> What the task asks
Below is a listing; write it out exactly and drop any images from it.

> Given entries
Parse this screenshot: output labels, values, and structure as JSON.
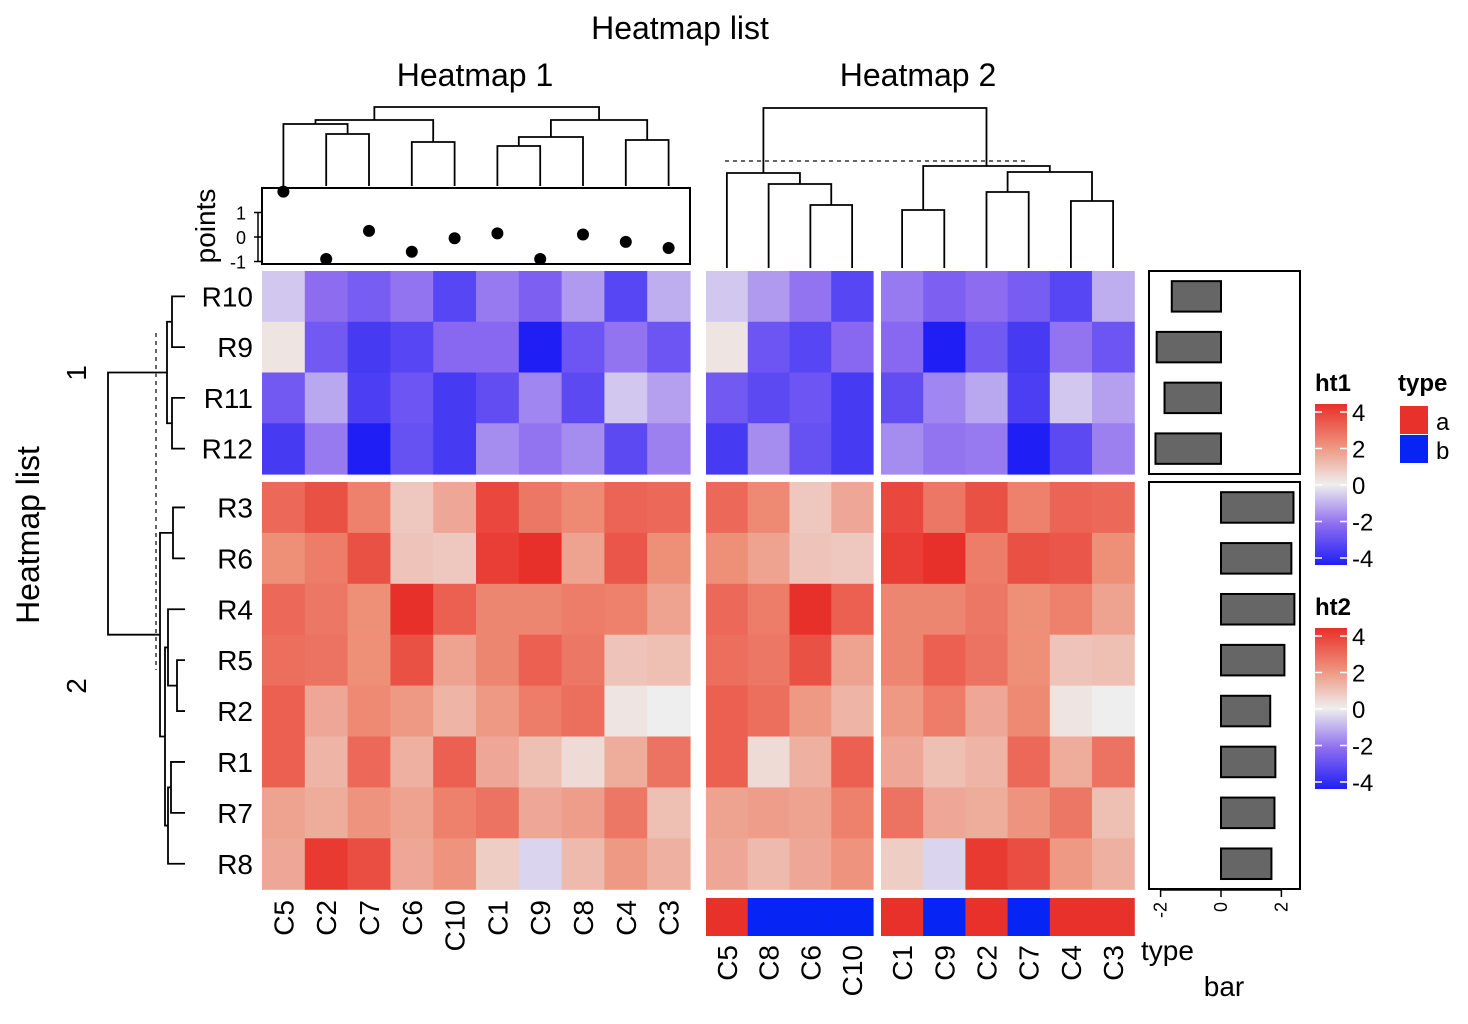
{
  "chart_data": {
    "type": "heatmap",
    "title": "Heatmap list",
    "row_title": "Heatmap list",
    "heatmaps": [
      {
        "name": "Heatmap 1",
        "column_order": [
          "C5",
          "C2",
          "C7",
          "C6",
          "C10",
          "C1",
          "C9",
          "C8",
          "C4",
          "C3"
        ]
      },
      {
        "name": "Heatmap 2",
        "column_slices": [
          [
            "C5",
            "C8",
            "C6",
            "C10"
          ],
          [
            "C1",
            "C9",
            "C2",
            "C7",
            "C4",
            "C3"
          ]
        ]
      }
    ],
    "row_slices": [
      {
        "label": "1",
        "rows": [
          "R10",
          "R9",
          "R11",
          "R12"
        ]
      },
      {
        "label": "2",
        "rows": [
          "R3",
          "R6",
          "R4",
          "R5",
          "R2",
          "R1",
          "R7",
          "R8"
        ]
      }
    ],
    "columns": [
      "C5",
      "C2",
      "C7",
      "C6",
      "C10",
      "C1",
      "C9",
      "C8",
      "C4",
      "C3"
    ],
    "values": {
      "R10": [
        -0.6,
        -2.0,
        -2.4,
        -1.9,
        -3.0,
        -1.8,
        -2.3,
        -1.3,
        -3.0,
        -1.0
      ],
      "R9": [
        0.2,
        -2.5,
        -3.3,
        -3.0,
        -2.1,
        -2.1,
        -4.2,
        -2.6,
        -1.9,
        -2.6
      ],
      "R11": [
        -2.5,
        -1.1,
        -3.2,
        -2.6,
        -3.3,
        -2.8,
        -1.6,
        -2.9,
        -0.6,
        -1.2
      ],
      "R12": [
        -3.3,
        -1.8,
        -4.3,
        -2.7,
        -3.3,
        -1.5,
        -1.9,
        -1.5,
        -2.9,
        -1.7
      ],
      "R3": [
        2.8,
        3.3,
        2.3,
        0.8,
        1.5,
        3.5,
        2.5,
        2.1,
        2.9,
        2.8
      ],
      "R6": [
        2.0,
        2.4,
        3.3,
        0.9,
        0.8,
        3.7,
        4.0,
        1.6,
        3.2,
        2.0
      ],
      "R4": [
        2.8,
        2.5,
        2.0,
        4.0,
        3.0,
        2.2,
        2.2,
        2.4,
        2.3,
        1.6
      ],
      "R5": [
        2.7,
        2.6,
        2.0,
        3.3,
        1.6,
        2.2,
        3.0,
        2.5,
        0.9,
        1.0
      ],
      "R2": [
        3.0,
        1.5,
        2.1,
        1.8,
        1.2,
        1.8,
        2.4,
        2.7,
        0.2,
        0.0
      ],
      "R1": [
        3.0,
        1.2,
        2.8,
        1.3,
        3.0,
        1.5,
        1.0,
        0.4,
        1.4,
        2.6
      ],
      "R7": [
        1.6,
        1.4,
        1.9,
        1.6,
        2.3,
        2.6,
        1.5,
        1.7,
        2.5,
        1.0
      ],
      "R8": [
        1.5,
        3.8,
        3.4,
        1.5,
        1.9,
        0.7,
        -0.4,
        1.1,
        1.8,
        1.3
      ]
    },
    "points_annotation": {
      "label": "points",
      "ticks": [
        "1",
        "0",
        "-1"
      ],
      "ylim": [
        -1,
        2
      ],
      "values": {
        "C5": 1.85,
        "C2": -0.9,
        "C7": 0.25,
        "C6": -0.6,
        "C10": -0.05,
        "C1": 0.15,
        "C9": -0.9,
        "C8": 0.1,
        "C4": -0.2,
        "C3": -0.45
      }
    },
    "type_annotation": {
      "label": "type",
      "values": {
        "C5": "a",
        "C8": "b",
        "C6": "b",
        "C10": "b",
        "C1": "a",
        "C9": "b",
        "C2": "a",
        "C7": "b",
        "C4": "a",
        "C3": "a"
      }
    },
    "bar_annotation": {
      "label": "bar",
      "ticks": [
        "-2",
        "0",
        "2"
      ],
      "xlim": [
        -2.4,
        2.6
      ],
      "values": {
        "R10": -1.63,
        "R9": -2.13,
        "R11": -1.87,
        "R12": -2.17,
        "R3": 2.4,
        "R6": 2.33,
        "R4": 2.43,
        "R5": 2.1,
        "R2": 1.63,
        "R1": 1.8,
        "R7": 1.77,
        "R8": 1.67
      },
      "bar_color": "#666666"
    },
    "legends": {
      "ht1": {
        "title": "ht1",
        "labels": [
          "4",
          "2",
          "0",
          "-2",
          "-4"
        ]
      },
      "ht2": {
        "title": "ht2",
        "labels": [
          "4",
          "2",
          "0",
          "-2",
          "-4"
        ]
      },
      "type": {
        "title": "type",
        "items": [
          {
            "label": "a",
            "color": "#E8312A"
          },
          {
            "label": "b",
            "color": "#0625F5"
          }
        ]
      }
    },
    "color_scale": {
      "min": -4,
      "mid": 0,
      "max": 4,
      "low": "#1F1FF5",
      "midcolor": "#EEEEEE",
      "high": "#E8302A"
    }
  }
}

> Result for this task
Parse this screenshot: output labels, values, and structure as JSON.
{
  "chart_data": {
    "type": "heatmap",
    "title": "Heatmap list",
    "row_title": "Heatmap list",
    "heatmaps": [
      {
        "name": "Heatmap 1",
        "column_order": [
          "C5",
          "C2",
          "C7",
          "C6",
          "C10",
          "C1",
          "C9",
          "C8",
          "C4",
          "C3"
        ]
      },
      {
        "name": "Heatmap 2",
        "column_slices": [
          [
            "C5",
            "C8",
            "C6",
            "C10"
          ],
          [
            "C1",
            "C9",
            "C2",
            "C7",
            "C4",
            "C3"
          ]
        ]
      }
    ],
    "row_slices": [
      {
        "label": "1",
        "rows": [
          "R10",
          "R9",
          "R11",
          "R12"
        ]
      },
      {
        "label": "2",
        "rows": [
          "R3",
          "R6",
          "R4",
          "R5",
          "R2",
          "R1",
          "R7",
          "R8"
        ]
      }
    ],
    "columns": [
      "C5",
      "C2",
      "C7",
      "C6",
      "C10",
      "C1",
      "C9",
      "C8",
      "C4",
      "C3"
    ],
    "values": {
      "R10": [
        -0.6,
        -2.0,
        -2.4,
        -1.9,
        -3.0,
        -1.8,
        -2.3,
        -1.3,
        -3.0,
        -1.0
      ],
      "R9": [
        0.2,
        -2.5,
        -3.3,
        -3.0,
        -2.1,
        -2.1,
        -4.2,
        -2.6,
        -1.9,
        -2.6
      ],
      "R11": [
        -2.5,
        -1.1,
        -3.2,
        -2.6,
        -3.3,
        -2.8,
        -1.6,
        -2.9,
        -0.6,
        -1.2
      ],
      "R12": [
        -3.3,
        -1.8,
        -4.3,
        -2.7,
        -3.3,
        -1.5,
        -1.9,
        -1.5,
        -2.9,
        -1.7
      ],
      "R3": [
        2.8,
        3.3,
        2.3,
        0.8,
        1.5,
        3.5,
        2.5,
        2.1,
        2.9,
        2.8
      ],
      "R6": [
        2.0,
        2.4,
        3.3,
        0.9,
        0.8,
        3.7,
        4.0,
        1.6,
        3.2,
        2.0
      ],
      "R4": [
        2.8,
        2.5,
        2.0,
        4.0,
        3.0,
        2.2,
        2.2,
        2.4,
        2.3,
        1.6
      ],
      "R5": [
        2.7,
        2.6,
        2.0,
        3.3,
        1.6,
        2.2,
        3.0,
        2.5,
        0.9,
        1.0
      ],
      "R2": [
        3.0,
        1.5,
        2.1,
        1.8,
        1.2,
        1.8,
        2.4,
        2.7,
        0.2,
        0.0
      ],
      "R1": [
        3.0,
        1.2,
        2.8,
        1.3,
        3.0,
        1.5,
        1.0,
        0.4,
        1.4,
        2.6
      ],
      "R7": [
        1.6,
        1.4,
        1.9,
        1.6,
        2.3,
        2.6,
        1.5,
        1.7,
        2.5,
        1.0
      ],
      "R8": [
        1.5,
        3.8,
        3.4,
        1.5,
        1.9,
        0.7,
        -0.4,
        1.1,
        1.8,
        1.3
      ]
    },
    "points_annotation": {
      "label": "points",
      "ticks": [
        "1",
        "0",
        "-1"
      ],
      "ylim": [
        -1,
        2
      ],
      "values": {
        "C5": 1.85,
        "C2": -0.9,
        "C7": 0.25,
        "C6": -0.6,
        "C10": -0.05,
        "C1": 0.15,
        "C9": -0.9,
        "C8": 0.1,
        "C4": -0.2,
        "C3": -0.45
      }
    },
    "type_annotation": {
      "label": "type",
      "values": {
        "C5": "a",
        "C8": "b",
        "C6": "b",
        "C10": "b",
        "C1": "a",
        "C9": "b",
        "C2": "a",
        "C7": "b",
        "C4": "a",
        "C3": "a"
      }
    },
    "bar_annotation": {
      "label": "bar",
      "ticks": [
        "-2",
        "0",
        "2"
      ],
      "xlim": [
        -2.4,
        2.6
      ],
      "values": {
        "R10": -1.63,
        "R9": -2.13,
        "R11": -1.87,
        "R12": -2.17,
        "R3": 2.4,
        "R6": 2.33,
        "R4": 2.43,
        "R5": 2.1,
        "R2": 1.63,
        "R1": 1.8,
        "R7": 1.77,
        "R8": 1.67
      },
      "bar_color": "#666666"
    },
    "legends": {
      "ht1": {
        "title": "ht1",
        "labels": [
          "4",
          "2",
          "0",
          "-2",
          "-4"
        ]
      },
      "ht2": {
        "title": "ht2",
        "labels": [
          "4",
          "2",
          "0",
          "-2",
          "-4"
        ]
      },
      "type": {
        "title": "type",
        "items": [
          {
            "label": "a",
            "color": "#E8312A"
          },
          {
            "label": "b",
            "color": "#0625F5"
          }
        ]
      }
    },
    "color_scale": {
      "min": -4,
      "mid": 0,
      "max": 4,
      "low": "#1F1FF5",
      "midcolor": "#EEEEEE",
      "high": "#E8302A"
    }
  }
}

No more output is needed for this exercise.